→ WHAT IS EXPECTED:
How many lines of these entries include the string "физических"? State the number alone.

(Saved entries)
* Begin *

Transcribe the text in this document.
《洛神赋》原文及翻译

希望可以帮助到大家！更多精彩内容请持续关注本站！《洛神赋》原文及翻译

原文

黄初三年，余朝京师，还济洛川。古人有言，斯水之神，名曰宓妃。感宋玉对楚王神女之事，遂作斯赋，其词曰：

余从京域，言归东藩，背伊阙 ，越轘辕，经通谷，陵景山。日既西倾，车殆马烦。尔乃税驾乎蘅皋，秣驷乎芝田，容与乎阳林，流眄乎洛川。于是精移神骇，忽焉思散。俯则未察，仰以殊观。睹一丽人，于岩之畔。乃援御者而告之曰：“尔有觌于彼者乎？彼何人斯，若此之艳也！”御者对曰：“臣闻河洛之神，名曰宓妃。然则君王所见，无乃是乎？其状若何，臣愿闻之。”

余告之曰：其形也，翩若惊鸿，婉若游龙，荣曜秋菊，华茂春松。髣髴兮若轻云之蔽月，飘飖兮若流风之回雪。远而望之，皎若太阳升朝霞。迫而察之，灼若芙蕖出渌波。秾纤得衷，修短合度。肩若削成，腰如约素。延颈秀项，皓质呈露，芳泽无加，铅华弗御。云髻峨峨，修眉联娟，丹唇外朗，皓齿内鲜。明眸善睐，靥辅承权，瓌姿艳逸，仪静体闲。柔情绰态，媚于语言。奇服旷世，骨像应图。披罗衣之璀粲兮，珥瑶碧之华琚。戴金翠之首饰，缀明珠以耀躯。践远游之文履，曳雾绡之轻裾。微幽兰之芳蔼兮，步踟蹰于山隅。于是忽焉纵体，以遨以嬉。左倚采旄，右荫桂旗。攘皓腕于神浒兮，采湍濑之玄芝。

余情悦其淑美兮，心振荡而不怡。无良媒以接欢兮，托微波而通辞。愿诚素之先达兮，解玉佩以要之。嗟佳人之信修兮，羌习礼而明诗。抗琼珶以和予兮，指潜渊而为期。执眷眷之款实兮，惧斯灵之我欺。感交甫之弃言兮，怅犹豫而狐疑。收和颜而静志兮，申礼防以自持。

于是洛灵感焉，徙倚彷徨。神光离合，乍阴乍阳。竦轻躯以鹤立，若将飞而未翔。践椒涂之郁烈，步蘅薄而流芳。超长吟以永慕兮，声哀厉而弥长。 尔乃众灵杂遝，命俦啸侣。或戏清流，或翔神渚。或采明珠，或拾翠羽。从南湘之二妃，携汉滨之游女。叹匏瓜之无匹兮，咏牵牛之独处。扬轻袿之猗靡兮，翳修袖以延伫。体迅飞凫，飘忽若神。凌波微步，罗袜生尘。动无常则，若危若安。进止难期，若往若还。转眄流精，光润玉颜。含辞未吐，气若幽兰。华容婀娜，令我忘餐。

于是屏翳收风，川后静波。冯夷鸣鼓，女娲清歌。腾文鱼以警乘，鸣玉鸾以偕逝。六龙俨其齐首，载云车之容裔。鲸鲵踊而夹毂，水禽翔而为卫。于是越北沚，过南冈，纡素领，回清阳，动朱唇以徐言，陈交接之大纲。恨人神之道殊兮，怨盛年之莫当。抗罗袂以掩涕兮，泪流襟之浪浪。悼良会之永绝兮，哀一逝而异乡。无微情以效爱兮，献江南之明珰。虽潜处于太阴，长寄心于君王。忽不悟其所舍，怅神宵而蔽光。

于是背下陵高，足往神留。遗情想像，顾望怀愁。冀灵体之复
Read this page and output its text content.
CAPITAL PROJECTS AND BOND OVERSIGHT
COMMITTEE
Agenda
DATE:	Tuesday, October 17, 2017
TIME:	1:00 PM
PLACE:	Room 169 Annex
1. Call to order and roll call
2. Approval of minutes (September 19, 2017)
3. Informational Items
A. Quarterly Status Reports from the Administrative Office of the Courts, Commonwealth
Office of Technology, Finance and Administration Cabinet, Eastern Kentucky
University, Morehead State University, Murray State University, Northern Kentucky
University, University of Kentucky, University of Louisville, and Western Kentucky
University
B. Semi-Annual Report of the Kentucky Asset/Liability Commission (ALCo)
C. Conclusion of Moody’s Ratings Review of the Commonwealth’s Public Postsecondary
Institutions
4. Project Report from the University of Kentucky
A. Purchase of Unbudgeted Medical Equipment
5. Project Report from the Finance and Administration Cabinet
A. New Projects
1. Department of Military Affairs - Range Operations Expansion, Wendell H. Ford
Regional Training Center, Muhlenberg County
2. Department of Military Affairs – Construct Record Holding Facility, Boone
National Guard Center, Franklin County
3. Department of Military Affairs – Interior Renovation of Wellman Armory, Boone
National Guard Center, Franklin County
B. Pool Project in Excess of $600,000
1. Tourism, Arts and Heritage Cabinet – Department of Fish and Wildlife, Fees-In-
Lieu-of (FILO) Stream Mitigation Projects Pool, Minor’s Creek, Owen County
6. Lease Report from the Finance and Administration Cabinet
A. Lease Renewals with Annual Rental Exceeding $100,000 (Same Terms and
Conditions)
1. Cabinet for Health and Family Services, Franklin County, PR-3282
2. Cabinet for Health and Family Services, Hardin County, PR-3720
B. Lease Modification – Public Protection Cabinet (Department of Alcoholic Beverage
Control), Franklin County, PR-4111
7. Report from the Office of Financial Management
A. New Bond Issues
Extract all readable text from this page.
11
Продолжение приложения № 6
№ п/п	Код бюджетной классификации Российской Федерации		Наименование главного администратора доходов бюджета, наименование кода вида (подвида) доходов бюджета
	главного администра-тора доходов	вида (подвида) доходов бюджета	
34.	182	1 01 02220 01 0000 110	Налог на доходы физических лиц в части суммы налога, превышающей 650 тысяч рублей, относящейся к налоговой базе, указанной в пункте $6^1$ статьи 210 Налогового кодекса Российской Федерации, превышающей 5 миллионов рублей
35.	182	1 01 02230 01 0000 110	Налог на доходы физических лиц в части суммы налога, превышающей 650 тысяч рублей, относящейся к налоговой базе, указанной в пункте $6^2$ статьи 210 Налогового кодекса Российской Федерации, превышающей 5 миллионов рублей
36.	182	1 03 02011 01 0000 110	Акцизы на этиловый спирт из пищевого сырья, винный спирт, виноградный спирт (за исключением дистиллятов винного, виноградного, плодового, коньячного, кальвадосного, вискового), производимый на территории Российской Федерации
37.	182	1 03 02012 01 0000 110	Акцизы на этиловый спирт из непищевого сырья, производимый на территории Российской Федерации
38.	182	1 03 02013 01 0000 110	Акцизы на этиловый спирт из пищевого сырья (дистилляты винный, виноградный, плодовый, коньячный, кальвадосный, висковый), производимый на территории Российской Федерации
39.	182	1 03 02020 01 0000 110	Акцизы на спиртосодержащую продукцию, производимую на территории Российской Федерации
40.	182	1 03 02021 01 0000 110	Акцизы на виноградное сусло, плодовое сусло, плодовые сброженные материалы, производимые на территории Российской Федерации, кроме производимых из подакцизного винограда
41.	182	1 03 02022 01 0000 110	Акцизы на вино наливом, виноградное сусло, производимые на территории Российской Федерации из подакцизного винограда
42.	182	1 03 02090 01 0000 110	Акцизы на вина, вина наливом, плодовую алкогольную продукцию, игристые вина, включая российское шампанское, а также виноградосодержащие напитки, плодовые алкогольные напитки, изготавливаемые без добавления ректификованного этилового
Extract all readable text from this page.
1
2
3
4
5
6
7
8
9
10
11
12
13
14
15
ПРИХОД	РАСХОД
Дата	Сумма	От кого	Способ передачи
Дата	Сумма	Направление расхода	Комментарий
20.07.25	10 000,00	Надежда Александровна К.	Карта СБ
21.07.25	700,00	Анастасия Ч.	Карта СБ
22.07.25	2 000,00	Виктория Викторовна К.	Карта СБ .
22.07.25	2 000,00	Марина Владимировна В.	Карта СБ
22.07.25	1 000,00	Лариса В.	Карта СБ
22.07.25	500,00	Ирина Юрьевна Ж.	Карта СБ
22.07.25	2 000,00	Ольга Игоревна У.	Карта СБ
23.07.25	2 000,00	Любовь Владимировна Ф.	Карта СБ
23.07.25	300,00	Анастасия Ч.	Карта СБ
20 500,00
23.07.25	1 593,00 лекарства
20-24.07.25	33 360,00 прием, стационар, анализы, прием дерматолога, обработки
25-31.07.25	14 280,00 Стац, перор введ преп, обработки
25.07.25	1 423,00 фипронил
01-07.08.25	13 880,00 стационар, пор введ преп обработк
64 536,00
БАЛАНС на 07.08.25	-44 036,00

* End *

→ SOLUTION FOR THIS PROBLEM:
2